» Task goal
The entries below need to be written out exactly, with no pictures included.

» Data extract
------------------------------------------------
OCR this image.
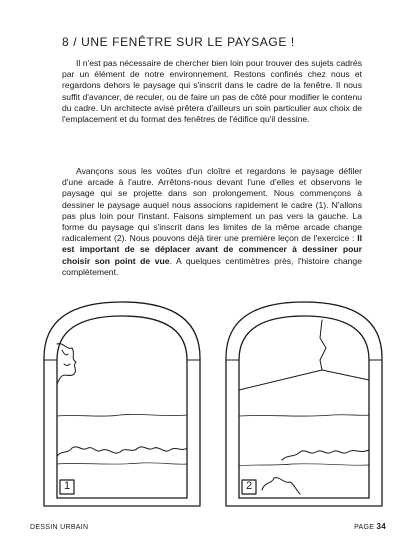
8 / UNE FENÊTRE SUR LE PAYSAGE !

Il n'est pas nécessaire de chercher bien loin pour trouver des sujets cadrés par un élément de notre environnement. Restons confinés chez nous et regardons dehors le paysage qui s'inscrit dans le cadre de la fenêtre. Il nous suffit d'avancer, de reculer, ou de faire un pas de côté pour modifier le contenu du cadre. Un architecte avisé prêtera d'ailleurs un soin particulier aux choix de l'emplacement et du format des fenêtres de l'édifice qu'il dessine.

Avançons sous les voûtes d'un cloître et regardons le paysage défiler d'une arcade à l'autre. Arrêtons-nous devant l'une d'elles et observons le paysage qui se projette dans son prolongement. Nous commençons à dessiner le paysage auquel nous associons rapidement le cadre (1). N'allons pas plus loin pour l'instant. Faisons simplement un pas vers la gauche. La forme du paysage qui s'inscrit dans les limites de la même arcade change radicalement (2). Nous pouvons déjà tirer une première leçon de l'exercice : Il est important de se déplacer avant de commencer à dessiner pour choisir son point de vue. A quelques centimètres près, l'histoire change complètement.

1	2
DESSIN URBAIN	PAGE 34
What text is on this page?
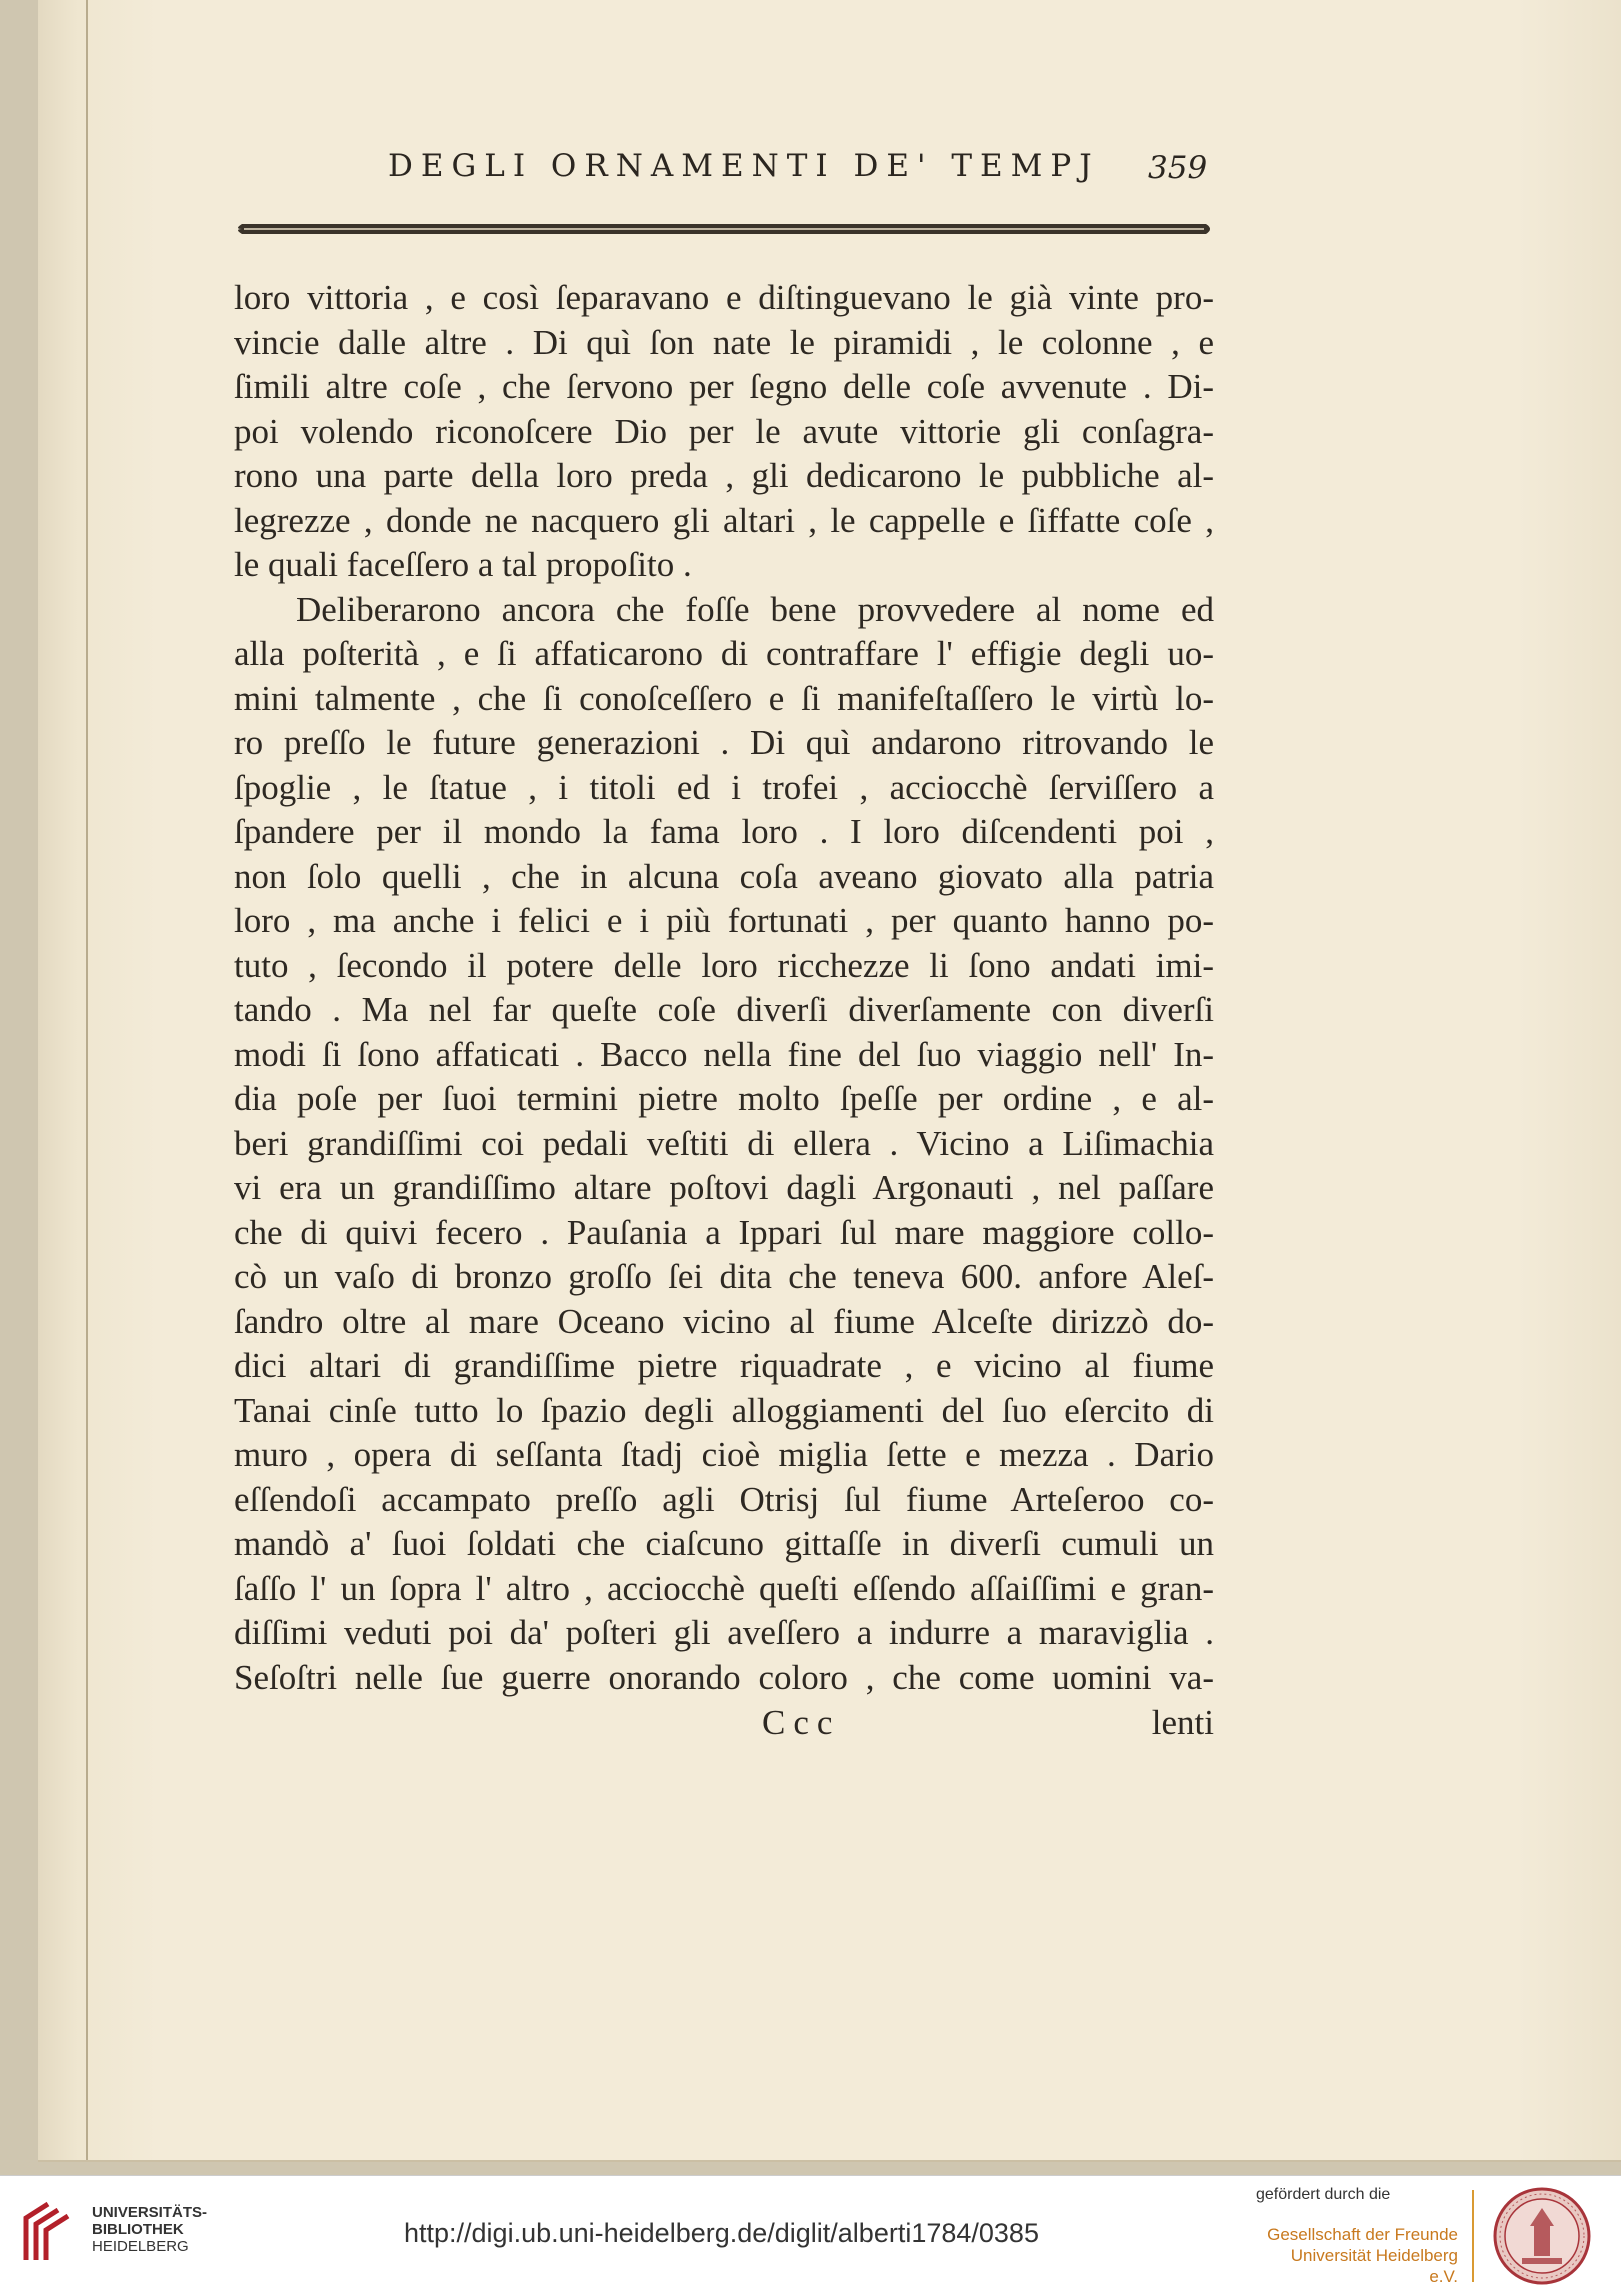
DEGLI ORNAMENTI DE' TEMPJ 359
loro vittoria , e così ſeparavano e diſtinguevano le già vinte pro-
vincie dalle altre . Di quì ſon nate le piramidi , le colonne , e
ſimili altre coſe , che ſervono per ſegno delle coſe avvenute . Di-
poi volendo riconoſcere Dio per le avute vittorie gli conſagra-
rono una parte della loro preda , gli dedicarono le pubbliche al-
legrezze , donde ne nacquero gli altari , le cappelle e ſiffatte coſe ,
le quali faceſſero a tal propoſito .
Deliberarono ancora che foſſe bene provvedere al nome ed
alla poſterità , e ſi affaticarono di contraffare l' effigie degli uo-
mini talmente , che ſi conoſceſſero e ſi manifeſtaſſero le virtù lo-
ro preſſo le future generazioni . Di quì andarono ritrovando le
ſpoglie , le ſtatue , i titoli ed i trofei , acciocchè ſerviſſero a
ſpandere per il mondo la fama loro . I loro diſcendenti poi ,
non ſolo quelli , che in alcuna coſa aveano giovato alla patria
loro , ma anche i felici e i più fortunati , per quanto hanno po-
tuto , ſecondo il potere delle loro ricchezze li ſono andati imi-
tando . Ma nel far queſte coſe diverſi diverſamente con diverſi
modi ſi ſono affaticati . Bacco nella fine del ſuo viaggio nell' In-
dia poſe per ſuoi termini pietre molto ſpeſſe per ordine , e al-
beri grandiſſimi coi pedali veſtiti di ellera . Vicino a Liſimachia
vi era un grandiſſimo altare poſtovi dagli Argonauti , nel paſſare
che di quivi fecero . Pauſania a Ippari ſul mare maggiore collo-
cò un vaſo di bronzo groſſo ſei dita che teneva 600. anfore Aleſ-
ſandro oltre al mare Oceano vicino al fiume Alceſte dirizzò do-
dici altari di grandiſſime pietre riquadrate , e vicino al fiume
Tanai cinſe tutto lo ſpazio degli alloggiamenti del ſuo eſercito di
muro , opera di seſſanta ſtadj cioè miglia ſette e mezza . Dario
eſſendoſi accampato preſſo agli Otrisj ſul fiume Arteſeroo co-
mandò a' ſuoi ſoldati che ciaſcuno gittaſſe in diverſi cumuli un
ſaſſo l' un ſopra l' altro , acciocchè queſti eſſendo aſſaiſſimi e gran-
diſſimi veduti poi da' poſteri gli aveſſero a indurre a maraviglia .
Seſoſtri nelle ſue guerre onorando coloro , che come uomini va-
Ccc	lenti
UNIVERSITÄTS-
BIBLIOTHEK
HEIDELBERG	http://digi.ub.uni-heidelberg.de/diglit/alberti1784/0385
gefördert durch die
Gesellschaft der Freunde
Universität Heidelberg e.V.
------------------------------------------------
» Expected output
OCR this image.
8 / UNE FENÊTRE SUR LE PAYSAGE !

Il n'est pas nécessaire de chercher bien loin pour trouver des sujets cadrés par un élément de notre environnement. Restons confinés chez nous et regardons dehors le paysage qui s'inscrit dans le cadre de la fenêtre. Il nous suffit d'avancer, de reculer, ou de faire un pas de côté pour modifier le contenu du cadre. Un architecte avisé prêtera d'ailleurs un soin particulier aux choix de l'emplacement et du format des fenêtres de l'édifice qu'il dessine.

Avançons sous les voûtes d'un cloître et regardons le paysage défiler d'une arcade à l'autre. Arrêtons-nous devant l'une d'elles et observons le paysage qui se projette dans son prolongement. Nous commençons à dessiner le paysage auquel nous associons rapidement le cadre (1). N'allons pas plus loin pour l'instant. Faisons simplement un pas vers la gauche. La forme du paysage qui s'inscrit dans les limites de la même arcade change radicalement (2). Nous pouvons déjà tirer une première leçon de l'exercice : Il est important de se déplacer avant de commencer à dessiner pour choisir son point de vue. A quelques centimètres près, l'histoire change complètement.

1	2
DESSIN URBAIN	PAGE 34
What text is on this page?
DEGLI ORNAMENTI DE' TEMPJ 359
loro vittoria , e così ſeparavano e diſtinguevano le già vinte pro-
vincie dalle altre . Di quì ſon nate le piramidi , le colonne , e
ſimili altre coſe , che ſervono per ſegno delle coſe avvenute . Di-
poi volendo riconoſcere Dio per le avute vittorie gli conſagra-
rono una parte della loro preda , gli dedicarono le pubbliche al-
legrezze , donde ne nacquero gli altari , le cappelle e ſiffatte coſe ,
le quali faceſſero a tal propoſito .
Deliberarono ancora che foſſe bene provvedere al nome ed
alla poſterità , e ſi affaticarono di contraffare l' effigie degli uo-
mini talmente , che ſi conoſceſſero e ſi manifeſtaſſero le virtù lo-
ro preſſo le future generazioni . Di quì andarono ritrovando le
ſpoglie , le ſtatue , i titoli ed i trofei , acciocchè ſerviſſero a
ſpandere per il mondo la fama loro . I loro diſcendenti poi ,
non ſolo quelli , che in alcuna coſa aveano giovato alla patria
loro , ma anche i felici e i più fortunati , per quanto hanno po-
tuto , ſecondo il potere delle loro ricchezze li ſono andati imi-
tando . Ma nel far queſte coſe diverſi diverſamente con diverſi
modi ſi ſono affaticati . Bacco nella fine del ſuo viaggio nell' In-
dia poſe per ſuoi termini pietre molto ſpeſſe per ordine , e al-
beri grandiſſimi coi pedali veſtiti di ellera . Vicino a Liſimachia
vi era un grandiſſimo altare poſtovi dagli Argonauti , nel paſſare
che di quivi fecero . Pauſania a Ippari ſul mare maggiore collo-
cò un vaſo di bronzo groſſo ſei dita che teneva 600. anfore Aleſ-
ſandro oltre al mare Oceano vicino al fiume Alceſte dirizzò do-
dici altari di grandiſſime pietre riquadrate , e vicino al fiume
Tanai cinſe tutto lo ſpazio degli alloggiamenti del ſuo eſercito di
muro , opera di seſſanta ſtadj cioè miglia ſette e mezza . Dario
eſſendoſi accampato preſſo agli Otrisj ſul fiume Arteſeroo co-
mandò a' ſuoi ſoldati che ciaſcuno gittaſſe in diverſi cumuli un
ſaſſo l' un ſopra l' altro , acciocchè queſti eſſendo aſſaiſſimi e gran-
diſſimi veduti poi da' poſteri gli aveſſero a indurre a maraviglia .
Seſoſtri nelle ſue guerre onorando coloro , che come uomini va-
Ccc	lenti
UNIVERSITÄTS-
BIBLIOTHEK
HEIDELBERG	http://digi.ub.uni-heidelberg.de/diglit/alberti1784/0385
gefördert durch die
Gesellschaft der Freunde
Universität Heidelberg e.V.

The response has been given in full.